Figure contents as structured data:
■ ■ ■ ■

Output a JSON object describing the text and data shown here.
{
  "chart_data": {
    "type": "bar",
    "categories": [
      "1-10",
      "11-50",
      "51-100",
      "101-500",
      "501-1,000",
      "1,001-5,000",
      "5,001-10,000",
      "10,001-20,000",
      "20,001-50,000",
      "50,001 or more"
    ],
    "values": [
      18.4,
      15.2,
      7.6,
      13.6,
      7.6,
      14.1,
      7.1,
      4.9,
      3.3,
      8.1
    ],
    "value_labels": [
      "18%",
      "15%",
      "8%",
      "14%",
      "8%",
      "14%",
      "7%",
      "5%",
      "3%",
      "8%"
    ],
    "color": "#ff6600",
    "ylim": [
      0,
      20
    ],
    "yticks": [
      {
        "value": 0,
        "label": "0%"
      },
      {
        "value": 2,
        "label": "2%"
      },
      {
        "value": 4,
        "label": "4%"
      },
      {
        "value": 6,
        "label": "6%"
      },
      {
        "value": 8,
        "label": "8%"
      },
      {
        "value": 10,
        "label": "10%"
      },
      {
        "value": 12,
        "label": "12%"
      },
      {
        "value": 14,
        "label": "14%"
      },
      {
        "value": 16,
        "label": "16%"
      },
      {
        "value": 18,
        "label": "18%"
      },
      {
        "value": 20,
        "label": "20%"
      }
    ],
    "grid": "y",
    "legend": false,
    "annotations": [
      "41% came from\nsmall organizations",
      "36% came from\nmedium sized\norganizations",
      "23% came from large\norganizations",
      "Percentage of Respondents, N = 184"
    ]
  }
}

■ ■ ■ ■

Output the full listing exactly as it stands.

Output a JSON object describing the text and data shown here.
{
  "chart_data": {
    "type": "bar",
    "categories": [
      "1-10",
      "11-50",
      "51-100",
      "101-500",
      "501-1,000",
      "1,001-5,000",
      "5,001-10,000",
      "10,001-20,000",
      "20,001-50,000",
      "50,001 or more"
    ],
    "values": [
      18.4,
      15.2,
      7.6,
      13.6,
      7.6,
      14.1,
      7.1,
      4.9,
      3.3,
      8.1
    ],
    "value_labels": [
      "18%",
      "15%",
      "8%",
      "14%",
      "8%",
      "14%",
      "7%",
      "5%",
      "3%",
      "8%"
    ],
    "color": "#ff6600",
    "ylim": [
      0,
      20
    ],
    "yticks": [
      {
        "value": 0,
        "label": "0%"
      },
      {
        "value": 2,
        "label": "2%"
      },
      {
        "value": 4,
        "label": "4%"
      },
      {
        "value": 6,
        "label": "6%"
      },
      {
        "value": 8,
        "label": "8%"
      },
      {
        "value": 10,
        "label": "10%"
      },
      {
        "value": 12,
        "label": "12%"
      },
      {
        "value": 14,
        "label": "14%"
      },
      {
        "value": 16,
        "label": "16%"
      },
      {
        "value": 18,
        "label": "18%"
      },
      {
        "value": 20,
        "label": "20%"
      }
    ],
    "grid": "y",
    "legend": false,
    "annotations": [
      "41% came from\nsmall organizations",
      "36% came from\nmedium sized\norganizations",
      "23% came from large\norganizations",
      "Percentage of Respondents, N = 184"
    ]
  }
}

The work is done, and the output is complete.